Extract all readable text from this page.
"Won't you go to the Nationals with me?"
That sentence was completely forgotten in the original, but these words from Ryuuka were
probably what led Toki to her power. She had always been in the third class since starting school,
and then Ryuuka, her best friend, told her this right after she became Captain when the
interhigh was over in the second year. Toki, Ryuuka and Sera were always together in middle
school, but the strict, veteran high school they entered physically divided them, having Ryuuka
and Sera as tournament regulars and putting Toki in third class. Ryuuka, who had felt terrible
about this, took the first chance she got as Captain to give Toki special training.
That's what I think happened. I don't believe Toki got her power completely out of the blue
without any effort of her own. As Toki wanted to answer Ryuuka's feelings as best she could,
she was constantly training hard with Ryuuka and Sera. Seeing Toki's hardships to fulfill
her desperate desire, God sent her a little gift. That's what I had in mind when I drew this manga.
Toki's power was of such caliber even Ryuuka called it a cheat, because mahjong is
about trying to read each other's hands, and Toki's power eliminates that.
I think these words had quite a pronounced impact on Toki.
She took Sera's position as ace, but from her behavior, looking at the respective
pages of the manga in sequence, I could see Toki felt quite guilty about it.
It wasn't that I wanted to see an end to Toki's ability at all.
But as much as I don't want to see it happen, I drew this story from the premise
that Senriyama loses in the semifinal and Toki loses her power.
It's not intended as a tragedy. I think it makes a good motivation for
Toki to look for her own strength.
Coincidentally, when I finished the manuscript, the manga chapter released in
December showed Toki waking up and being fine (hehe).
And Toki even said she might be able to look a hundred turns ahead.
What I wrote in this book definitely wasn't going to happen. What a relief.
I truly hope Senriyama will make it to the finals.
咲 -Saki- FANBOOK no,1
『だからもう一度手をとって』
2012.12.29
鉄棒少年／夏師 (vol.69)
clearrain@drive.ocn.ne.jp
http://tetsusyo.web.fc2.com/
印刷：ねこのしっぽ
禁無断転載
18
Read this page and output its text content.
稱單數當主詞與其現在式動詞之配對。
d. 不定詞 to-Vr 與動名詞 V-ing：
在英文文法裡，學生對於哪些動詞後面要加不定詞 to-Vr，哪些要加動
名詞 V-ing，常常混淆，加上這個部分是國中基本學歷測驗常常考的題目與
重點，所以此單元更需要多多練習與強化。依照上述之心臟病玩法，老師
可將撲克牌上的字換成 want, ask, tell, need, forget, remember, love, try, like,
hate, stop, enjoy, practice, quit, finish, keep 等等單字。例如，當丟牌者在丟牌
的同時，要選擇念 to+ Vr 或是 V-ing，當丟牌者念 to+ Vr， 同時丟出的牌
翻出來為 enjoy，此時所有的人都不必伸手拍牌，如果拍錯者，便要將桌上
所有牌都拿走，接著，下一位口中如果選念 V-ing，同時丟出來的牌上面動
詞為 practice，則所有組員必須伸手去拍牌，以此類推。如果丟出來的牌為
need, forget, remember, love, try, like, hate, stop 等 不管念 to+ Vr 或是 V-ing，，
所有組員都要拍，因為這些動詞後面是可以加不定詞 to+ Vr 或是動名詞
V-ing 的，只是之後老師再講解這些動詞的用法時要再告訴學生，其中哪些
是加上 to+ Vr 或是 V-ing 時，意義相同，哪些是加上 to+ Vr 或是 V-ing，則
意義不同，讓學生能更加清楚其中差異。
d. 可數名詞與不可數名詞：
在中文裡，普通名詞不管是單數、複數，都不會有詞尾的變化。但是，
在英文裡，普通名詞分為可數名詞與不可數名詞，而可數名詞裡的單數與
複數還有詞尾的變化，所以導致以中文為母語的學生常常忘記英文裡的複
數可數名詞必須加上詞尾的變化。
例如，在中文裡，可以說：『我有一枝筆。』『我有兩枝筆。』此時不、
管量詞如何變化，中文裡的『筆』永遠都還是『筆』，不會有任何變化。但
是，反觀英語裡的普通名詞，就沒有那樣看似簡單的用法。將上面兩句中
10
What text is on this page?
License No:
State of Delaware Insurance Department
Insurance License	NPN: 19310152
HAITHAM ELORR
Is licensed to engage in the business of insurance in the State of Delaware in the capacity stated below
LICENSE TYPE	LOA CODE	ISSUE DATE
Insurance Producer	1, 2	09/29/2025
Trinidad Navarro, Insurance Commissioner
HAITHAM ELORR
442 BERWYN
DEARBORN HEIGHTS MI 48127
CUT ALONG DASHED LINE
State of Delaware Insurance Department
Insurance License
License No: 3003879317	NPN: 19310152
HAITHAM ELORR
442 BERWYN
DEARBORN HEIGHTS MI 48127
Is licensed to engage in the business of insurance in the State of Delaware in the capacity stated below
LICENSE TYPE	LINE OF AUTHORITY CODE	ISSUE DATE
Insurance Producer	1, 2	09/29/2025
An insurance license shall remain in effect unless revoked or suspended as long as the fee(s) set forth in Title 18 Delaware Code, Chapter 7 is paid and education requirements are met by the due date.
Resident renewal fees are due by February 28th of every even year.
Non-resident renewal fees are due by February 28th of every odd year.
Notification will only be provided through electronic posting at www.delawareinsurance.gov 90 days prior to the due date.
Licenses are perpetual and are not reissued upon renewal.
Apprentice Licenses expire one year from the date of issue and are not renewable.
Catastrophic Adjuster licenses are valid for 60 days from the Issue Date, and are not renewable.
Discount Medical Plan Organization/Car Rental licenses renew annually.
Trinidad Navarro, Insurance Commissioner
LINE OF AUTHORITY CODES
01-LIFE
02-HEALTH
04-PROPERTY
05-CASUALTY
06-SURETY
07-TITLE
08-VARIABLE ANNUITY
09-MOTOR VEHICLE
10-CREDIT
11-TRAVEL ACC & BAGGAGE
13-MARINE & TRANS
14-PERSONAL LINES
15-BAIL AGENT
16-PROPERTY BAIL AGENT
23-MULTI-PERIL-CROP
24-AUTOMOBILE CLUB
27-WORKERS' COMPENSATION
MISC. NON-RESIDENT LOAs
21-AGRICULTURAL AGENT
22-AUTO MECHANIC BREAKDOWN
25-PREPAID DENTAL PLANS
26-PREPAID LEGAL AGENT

---

Direction:
Quote the data in full, keeping each word unchanged.

Reply:
Extract all readable text from this page.
"Won't you go to the Nationals with me?"
That sentence was completely forgotten in the original, but these words from Ryuuka were
probably what led Toki to her power. She had always been in the third class since starting school,
and then Ryuuka, her best friend, told her this right after she became Captain when the
interhigh was over in the second year. Toki, Ryuuka and Sera were always together in middle
school, but the strict, veteran high school they entered physically divided them, having Ryuuka
and Sera as tournament regulars and putting Toki in third class. Ryuuka, who had felt terrible
about this, took the first chance she got as Captain to give Toki special training.
That's what I think happened. I don't believe Toki got her power completely out of the blue
without any effort of her own. As Toki wanted to answer Ryuuka's feelings as best she could,
she was constantly training hard with Ryuuka and Sera. Seeing Toki's hardships to fulfill
her desperate desire, God sent her a little gift. That's what I had in mind when I drew this manga.
Toki's power was of such caliber even Ryuuka called it a cheat, because mahjong is
about trying to read each other's hands, and Toki's power eliminates that.
I think these words had quite a pronounced impact on Toki.
She took Sera's position as ace, but from her behavior, looking at the respective
pages of the manga in sequence, I could see Toki felt quite guilty about it.
It wasn't that I wanted to see an end to Toki's ability at all.
But as much as I don't want to see it happen, I drew this story from the premise
that Senriyama loses in the semifinal and Toki loses her power.
It's not intended as a tragedy. I think it makes a good motivation for
Toki to look for her own strength.
Coincidentally, when I finished the manuscript, the manga chapter released in
December showed Toki waking up and being fine (hehe).
And Toki even said she might be able to look a hundred turns ahead.
What I wrote in this book definitely wasn't going to happen. What a relief.
I truly hope Senriyama will make it to the finals.
咲 -Saki- FANBOOK no,1
『だからもう一度手をとって』
2012.12.29
鉄棒少年／夏師 (vol.69)
clearrain@drive.ocn.ne.jp
http://tetsusyo.web.fc2.com/
印刷：ねこのしっぽ
禁無断転載
18
Read this page and output its text content.
稱單數當主詞與其現在式動詞之配對。
d. 不定詞 to-Vr 與動名詞 V-ing：
在英文文法裡，學生對於哪些動詞後面要加不定詞 to-Vr，哪些要加動
名詞 V-ing，常常混淆，加上這個部分是國中基本學歷測驗常常考的題目與
重點，所以此單元更需要多多練習與強化。依照上述之心臟病玩法，老師
可將撲克牌上的字換成 want, ask, tell, need, forget, remember, love, try, like,
hate, stop, enjoy, practice, quit, finish, keep 等等單字。例如，當丟牌者在丟牌
的同時，要選擇念 to+ Vr 或是 V-ing，當丟牌者念 to+ Vr， 同時丟出的牌
翻出來為 enjoy，此時所有的人都不必伸手拍牌，如果拍錯者，便要將桌上
所有牌都拿走，接著，下一位口中如果選念 V-ing，同時丟出來的牌上面動
詞為 practice，則所有組員必須伸手去拍牌，以此類推。如果丟出來的牌為
need, forget, remember, love, try, like, hate, stop 等 不管念 to+ Vr 或是 V-ing，，
所有組員都要拍，因為這些動詞後面是可以加不定詞 to+ Vr 或是動名詞
V-ing 的，只是之後老師再講解這些動詞的用法時要再告訴學生，其中哪些
是加上 to+ Vr 或是 V-ing 時，意義相同，哪些是加上 to+ Vr 或是 V-ing，則
意義不同，讓學生能更加清楚其中差異。
d. 可數名詞與不可數名詞：
在中文裡，普通名詞不管是單數、複數，都不會有詞尾的變化。但是，
在英文裡，普通名詞分為可數名詞與不可數名詞，而可數名詞裡的單數與
複數還有詞尾的變化，所以導致以中文為母語的學生常常忘記英文裡的複
數可數名詞必須加上詞尾的變化。
例如，在中文裡，可以說：『我有一枝筆。』『我有兩枝筆。』此時不、
管量詞如何變化，中文裡的『筆』永遠都還是『筆』，不會有任何變化。但
是，反觀英語裡的普通名詞，就沒有那樣看似簡單的用法。將上面兩句中
10
What text is on this page?
License No:
State of Delaware Insurance Department
Insurance License	NPN: 19310152
HAITHAM ELORR
Is licensed to engage in the business of insurance in the State of Delaware in the capacity stated below
LICENSE TYPE	LOA CODE	ISSUE DATE
Insurance Producer	1, 2	09/29/2025
Trinidad Navarro, Insurance Commissioner
HAITHAM ELORR
442 BERWYN
DEARBORN HEIGHTS MI 48127
CUT ALONG DASHED LINE
State of Delaware Insurance Department
Insurance License
License No: 3003879317	NPN: 19310152
HAITHAM ELORR
442 BERWYN
DEARBORN HEIGHTS MI 48127
Is licensed to engage in the business of insurance in the State of Delaware in the capacity stated below
LICENSE TYPE	LINE OF AUTHORITY CODE	ISSUE DATE
Insurance Producer	1, 2	09/29/2025
An insurance license shall remain in effect unless revoked or suspended as long as the fee(s) set forth in Title 18 Delaware Code, Chapter 7 is paid and education requirements are met by the due date.
Resident renewal fees are due by February 28th of every even year.
Non-resident renewal fees are due by February 28th of every odd year.
Notification will only be provided through electronic posting at www.delawareinsurance.gov 90 days prior to the due date.
Licenses are perpetual and are not reissued upon renewal.
Apprentice Licenses expire one year from the date of issue and are not renewable.
Catastrophic Adjuster licenses are valid for 60 days from the Issue Date, and are not renewable.
Discount Medical Plan Organization/Car Rental licenses renew annually.
Trinidad Navarro, Insurance Commissioner
LINE OF AUTHORITY CODES
01-LIFE
02-HEALTH
04-PROPERTY
05-CASUALTY
06-SURETY
07-TITLE
08-VARIABLE ANNUITY
09-MOTOR VEHICLE
10-CREDIT
11-TRAVEL ACC & BAGGAGE
13-MARINE & TRANS
14-PERSONAL LINES
15-BAIL AGENT
16-PROPERTY BAIL AGENT
23-MULTI-PERIL-CROP
24-AUTOMOBILE CLUB
27-WORKERS' COMPENSATION
MISC. NON-RESIDENT LOAs
21-AGRICULTURAL AGENT
22-AUTO MECHANIC BREAKDOWN
25-PREPAID DENTAL PLANS
26-PREPAID LEGAL AGENT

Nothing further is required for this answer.